◆ **WHAT YOU SHOULD DO**:
Pictures in the records should not be copied, but every other part must be repeated exactly.

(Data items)

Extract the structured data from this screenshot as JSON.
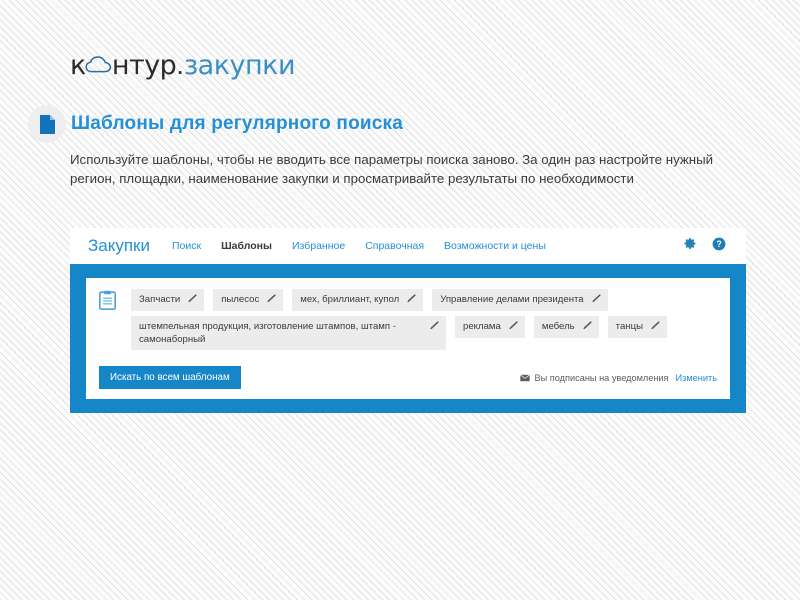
{
  "logo": {
    "prefix": "к",
    "cloud_icon": "cloud-icon",
    "middle": "нтур",
    "dot": ".",
    "suffix": "закупки",
    "accent": "#3a8fc4"
  },
  "heading": {
    "bullet_icon": "document-icon",
    "title": "Шаблоны для регулярного поиска",
    "title_color": "#2390d8"
  },
  "intro": {
    "text": "Используйте шаблоны, чтобы не вводить  все параметры поиска заново. За один раз настройте нужный регион, площадки,  наименование закупки и просматривайте результаты по необходимости"
  },
  "app": {
    "brand": "Закупки",
    "nav": [
      {
        "label": "Поиск",
        "active": false
      },
      {
        "label": "Шаблоны",
        "active": true
      },
      {
        "label": "Избранное",
        "active": false
      },
      {
        "label": "Справочная",
        "active": false
      },
      {
        "label": "Возможности и цены",
        "active": false
      }
    ],
    "header_icons": [
      {
        "name": "gear-icon"
      },
      {
        "name": "help-icon"
      }
    ],
    "card": {
      "list_icon": "clipboard-icon",
      "tag_rows": [
        [
          {
            "label": "Запчасти",
            "edit_icon": "pencil-icon",
            "multiline": false
          },
          {
            "label": "пылесос",
            "edit_icon": "pencil-icon",
            "multiline": false
          },
          {
            "label": "мех, бриллиант, купол",
            "edit_icon": "pencil-icon",
            "multiline": false
          },
          {
            "label": "Управление делами президента",
            "edit_icon": "pencil-icon",
            "multiline": false
          }
        ],
        [
          {
            "label": "штемпельная продукция, изготовление штампов, штамп - самонаборный",
            "edit_icon": "pencil-icon",
            "multiline": true
          },
          {
            "label": "реклама",
            "edit_icon": "pencil-icon",
            "multiline": false
          },
          {
            "label": "мебель",
            "edit_icon": "pencil-icon",
            "multiline": false
          },
          {
            "label": "танцы",
            "edit_icon": "pencil-icon",
            "multiline": false
          }
        ]
      ],
      "search_button": "Искать по всем шаблонам",
      "subscribe_icon": "envelope-icon",
      "subscribe_text": "Вы подписаны на уведомления",
      "change_link": "Изменить"
    },
    "accent": "#1586c8",
    "link_color": "#2390d8"
  }
}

◆ **RESULT**:
Extract the structured data from this screenshot as JSON.
{
  "logo": {
    "prefix": "к",
    "cloud_icon": "cloud-icon",
    "middle": "нтур",
    "dot": ".",
    "suffix": "закупки",
    "accent": "#3a8fc4"
  },
  "heading": {
    "bullet_icon": "document-icon",
    "title": "Шаблоны для регулярного поиска",
    "title_color": "#2390d8"
  },
  "intro": {
    "text": "Используйте шаблоны, чтобы не вводить  все параметры поиска заново. За один раз настройте нужный регион, площадки,  наименование закупки и просматривайте результаты по необходимости"
  },
  "app": {
    "brand": "Закупки",
    "nav": [
      {
        "label": "Поиск",
        "active": false
      },
      {
        "label": "Шаблоны",
        "active": true
      },
      {
        "label": "Избранное",
        "active": false
      },
      {
        "label": "Справочная",
        "active": false
      },
      {
        "label": "Возможности и цены",
        "active": false
      }
    ],
    "header_icons": [
      {
        "name": "gear-icon"
      },
      {
        "name": "help-icon"
      }
    ],
    "card": {
      "list_icon": "clipboard-icon",
      "tag_rows": [
        [
          {
            "label": "Запчасти",
            "edit_icon": "pencil-icon",
            "multiline": false
          },
          {
            "label": "пылесос",
            "edit_icon": "pencil-icon",
            "multiline": false
          },
          {
            "label": "мех, бриллиант, купол",
            "edit_icon": "pencil-icon",
            "multiline": false
          },
          {
            "label": "Управление делами президента",
            "edit_icon": "pencil-icon",
            "multiline": false
          }
        ],
        [
          {
            "label": "штемпельная продукция, изготовление штампов, штамп - самонаборный",
            "edit_icon": "pencil-icon",
            "multiline": true
          },
          {
            "label": "реклама",
            "edit_icon": "pencil-icon",
            "multiline": false
          },
          {
            "label": "мебель",
            "edit_icon": "pencil-icon",
            "multiline": false
          },
          {
            "label": "танцы",
            "edit_icon": "pencil-icon",
            "multiline": false
          }
        ]
      ],
      "search_button": "Искать по всем шаблонам",
      "subscribe_icon": "envelope-icon",
      "subscribe_text": "Вы подписаны на уведомления",
      "change_link": "Изменить"
    },
    "accent": "#1586c8",
    "link_color": "#2390d8"
  }
}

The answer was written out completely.